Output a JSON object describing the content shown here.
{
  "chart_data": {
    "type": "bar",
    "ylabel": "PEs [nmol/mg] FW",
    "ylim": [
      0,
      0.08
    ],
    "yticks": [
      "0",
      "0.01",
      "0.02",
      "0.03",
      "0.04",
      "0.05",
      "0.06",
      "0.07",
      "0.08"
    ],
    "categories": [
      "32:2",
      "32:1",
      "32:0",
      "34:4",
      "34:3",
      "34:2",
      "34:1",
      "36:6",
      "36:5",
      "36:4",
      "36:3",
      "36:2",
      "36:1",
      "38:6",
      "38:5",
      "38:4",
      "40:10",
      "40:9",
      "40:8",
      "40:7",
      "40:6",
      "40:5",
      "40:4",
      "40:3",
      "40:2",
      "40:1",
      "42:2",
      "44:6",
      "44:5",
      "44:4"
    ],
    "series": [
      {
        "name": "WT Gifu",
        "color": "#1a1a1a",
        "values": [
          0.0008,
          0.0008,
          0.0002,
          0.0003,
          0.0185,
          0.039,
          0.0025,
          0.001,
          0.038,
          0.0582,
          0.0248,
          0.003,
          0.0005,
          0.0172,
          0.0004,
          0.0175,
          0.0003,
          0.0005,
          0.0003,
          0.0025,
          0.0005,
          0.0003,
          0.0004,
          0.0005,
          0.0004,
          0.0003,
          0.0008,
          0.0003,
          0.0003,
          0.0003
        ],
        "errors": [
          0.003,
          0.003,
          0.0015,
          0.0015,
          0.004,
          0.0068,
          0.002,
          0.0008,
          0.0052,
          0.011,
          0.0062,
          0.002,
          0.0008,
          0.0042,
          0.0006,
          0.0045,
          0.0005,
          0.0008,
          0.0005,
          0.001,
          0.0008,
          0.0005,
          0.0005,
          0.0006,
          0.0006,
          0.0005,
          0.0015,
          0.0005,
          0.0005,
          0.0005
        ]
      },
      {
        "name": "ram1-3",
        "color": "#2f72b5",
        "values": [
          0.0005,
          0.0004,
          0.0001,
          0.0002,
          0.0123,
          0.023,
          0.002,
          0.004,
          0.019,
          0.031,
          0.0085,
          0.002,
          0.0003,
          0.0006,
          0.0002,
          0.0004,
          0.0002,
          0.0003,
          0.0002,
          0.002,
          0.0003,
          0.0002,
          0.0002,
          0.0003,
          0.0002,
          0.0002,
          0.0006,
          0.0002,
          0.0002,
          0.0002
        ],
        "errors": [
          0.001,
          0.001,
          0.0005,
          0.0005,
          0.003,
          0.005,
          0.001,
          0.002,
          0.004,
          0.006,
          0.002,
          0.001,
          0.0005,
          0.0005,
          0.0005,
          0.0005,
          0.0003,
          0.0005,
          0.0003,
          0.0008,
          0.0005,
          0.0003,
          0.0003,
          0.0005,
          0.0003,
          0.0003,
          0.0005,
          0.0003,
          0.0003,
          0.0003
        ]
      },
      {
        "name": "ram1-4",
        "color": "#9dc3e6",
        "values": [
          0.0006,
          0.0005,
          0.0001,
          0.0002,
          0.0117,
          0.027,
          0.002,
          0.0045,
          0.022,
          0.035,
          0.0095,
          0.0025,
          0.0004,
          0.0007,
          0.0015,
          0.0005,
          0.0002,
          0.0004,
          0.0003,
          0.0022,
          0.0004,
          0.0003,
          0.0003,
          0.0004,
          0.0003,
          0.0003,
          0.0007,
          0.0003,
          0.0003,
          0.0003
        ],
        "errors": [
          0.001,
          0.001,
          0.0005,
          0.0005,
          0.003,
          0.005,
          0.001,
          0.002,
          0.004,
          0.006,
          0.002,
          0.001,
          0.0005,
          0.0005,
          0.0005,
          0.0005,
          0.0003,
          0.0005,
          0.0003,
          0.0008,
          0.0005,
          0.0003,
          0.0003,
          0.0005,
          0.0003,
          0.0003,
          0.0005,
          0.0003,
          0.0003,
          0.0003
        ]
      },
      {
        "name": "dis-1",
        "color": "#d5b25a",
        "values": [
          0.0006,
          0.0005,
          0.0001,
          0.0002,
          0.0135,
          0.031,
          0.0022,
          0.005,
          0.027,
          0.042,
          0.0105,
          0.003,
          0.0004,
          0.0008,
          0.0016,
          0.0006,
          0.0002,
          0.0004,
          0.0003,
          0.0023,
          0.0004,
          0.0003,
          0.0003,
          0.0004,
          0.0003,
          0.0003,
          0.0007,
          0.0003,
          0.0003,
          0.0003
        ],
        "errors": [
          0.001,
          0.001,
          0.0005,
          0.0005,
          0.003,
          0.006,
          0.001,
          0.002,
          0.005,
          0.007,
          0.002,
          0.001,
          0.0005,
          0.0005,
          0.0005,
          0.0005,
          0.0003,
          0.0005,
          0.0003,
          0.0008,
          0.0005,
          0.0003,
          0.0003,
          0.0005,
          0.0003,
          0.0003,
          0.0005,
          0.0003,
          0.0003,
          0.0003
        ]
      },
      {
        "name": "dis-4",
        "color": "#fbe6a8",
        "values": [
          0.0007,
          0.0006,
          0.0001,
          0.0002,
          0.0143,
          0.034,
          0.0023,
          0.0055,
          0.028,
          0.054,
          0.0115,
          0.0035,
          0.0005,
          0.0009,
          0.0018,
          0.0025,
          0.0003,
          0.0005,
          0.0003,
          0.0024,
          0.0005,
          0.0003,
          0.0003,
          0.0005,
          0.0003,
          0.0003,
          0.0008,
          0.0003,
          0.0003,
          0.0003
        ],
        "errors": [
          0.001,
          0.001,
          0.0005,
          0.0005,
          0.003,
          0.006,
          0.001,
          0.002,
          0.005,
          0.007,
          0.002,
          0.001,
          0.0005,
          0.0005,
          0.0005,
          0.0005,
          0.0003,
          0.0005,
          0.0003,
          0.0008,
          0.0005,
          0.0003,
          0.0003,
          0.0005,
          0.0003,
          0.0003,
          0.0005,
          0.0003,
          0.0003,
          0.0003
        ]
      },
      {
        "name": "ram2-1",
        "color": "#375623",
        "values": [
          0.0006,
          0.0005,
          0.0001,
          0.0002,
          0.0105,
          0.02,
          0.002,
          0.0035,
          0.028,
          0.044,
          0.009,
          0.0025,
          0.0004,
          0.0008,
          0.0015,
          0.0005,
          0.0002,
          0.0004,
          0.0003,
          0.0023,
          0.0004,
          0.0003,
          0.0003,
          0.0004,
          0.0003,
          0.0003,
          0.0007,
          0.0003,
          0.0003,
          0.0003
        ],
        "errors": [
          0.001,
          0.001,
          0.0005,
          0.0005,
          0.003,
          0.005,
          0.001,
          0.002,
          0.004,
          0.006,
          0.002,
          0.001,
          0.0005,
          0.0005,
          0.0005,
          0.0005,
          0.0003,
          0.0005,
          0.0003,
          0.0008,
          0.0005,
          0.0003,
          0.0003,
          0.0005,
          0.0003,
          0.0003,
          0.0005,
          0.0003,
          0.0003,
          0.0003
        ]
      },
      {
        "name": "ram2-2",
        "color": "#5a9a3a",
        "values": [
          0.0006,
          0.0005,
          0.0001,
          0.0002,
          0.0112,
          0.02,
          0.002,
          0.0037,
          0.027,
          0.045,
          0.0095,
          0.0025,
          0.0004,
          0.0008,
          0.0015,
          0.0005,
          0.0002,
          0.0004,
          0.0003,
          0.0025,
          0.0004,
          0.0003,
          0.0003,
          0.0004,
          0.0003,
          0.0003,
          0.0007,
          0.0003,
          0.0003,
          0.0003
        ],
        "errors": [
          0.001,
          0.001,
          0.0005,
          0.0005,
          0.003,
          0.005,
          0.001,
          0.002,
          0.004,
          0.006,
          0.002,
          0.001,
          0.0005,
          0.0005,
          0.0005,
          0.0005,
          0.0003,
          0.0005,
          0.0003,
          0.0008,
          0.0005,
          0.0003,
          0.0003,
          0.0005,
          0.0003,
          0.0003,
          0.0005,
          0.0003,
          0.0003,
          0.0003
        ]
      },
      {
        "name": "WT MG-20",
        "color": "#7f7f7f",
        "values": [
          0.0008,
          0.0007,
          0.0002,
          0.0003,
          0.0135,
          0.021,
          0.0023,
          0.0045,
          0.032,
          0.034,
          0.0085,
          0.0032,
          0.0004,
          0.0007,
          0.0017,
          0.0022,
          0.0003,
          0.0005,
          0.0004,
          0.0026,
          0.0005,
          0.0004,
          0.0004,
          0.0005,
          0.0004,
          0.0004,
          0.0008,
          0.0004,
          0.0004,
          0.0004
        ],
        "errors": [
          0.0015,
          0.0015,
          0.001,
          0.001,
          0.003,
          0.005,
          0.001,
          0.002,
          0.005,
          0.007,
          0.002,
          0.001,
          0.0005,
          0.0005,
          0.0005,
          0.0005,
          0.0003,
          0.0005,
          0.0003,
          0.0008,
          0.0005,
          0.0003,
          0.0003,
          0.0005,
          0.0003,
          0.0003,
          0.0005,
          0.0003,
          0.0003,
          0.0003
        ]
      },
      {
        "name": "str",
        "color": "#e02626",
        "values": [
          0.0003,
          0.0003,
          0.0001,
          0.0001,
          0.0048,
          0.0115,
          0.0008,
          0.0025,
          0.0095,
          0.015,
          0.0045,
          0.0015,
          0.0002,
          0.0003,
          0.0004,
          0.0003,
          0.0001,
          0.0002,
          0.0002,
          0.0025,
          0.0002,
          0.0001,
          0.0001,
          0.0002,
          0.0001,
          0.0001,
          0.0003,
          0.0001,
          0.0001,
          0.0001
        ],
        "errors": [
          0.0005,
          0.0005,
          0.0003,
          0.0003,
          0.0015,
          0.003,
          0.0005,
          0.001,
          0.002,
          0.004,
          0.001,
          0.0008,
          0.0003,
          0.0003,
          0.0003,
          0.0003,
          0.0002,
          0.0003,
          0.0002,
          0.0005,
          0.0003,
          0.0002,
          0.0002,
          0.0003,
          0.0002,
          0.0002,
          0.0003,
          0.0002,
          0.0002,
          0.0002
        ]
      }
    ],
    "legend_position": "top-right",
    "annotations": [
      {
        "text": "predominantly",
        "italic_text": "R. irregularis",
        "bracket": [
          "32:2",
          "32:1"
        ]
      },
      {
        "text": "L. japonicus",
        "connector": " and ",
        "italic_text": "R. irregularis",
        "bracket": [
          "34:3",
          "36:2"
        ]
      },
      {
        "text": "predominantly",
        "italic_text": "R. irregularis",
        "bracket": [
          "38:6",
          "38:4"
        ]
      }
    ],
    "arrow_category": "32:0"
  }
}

* **Exercise brief**: Select every line of the material above holding the word "name" and copy it.

* **Final result**:
        "name": "WT Gifu",
        "name": "ram1-3",
        "name": "ram1-4",
        "name": "dis-1",
        "name": "dis-4",
        "name": "ram2-1",
        "name": "ram2-2",
        "name": "WT MG-20",
        "name": "str",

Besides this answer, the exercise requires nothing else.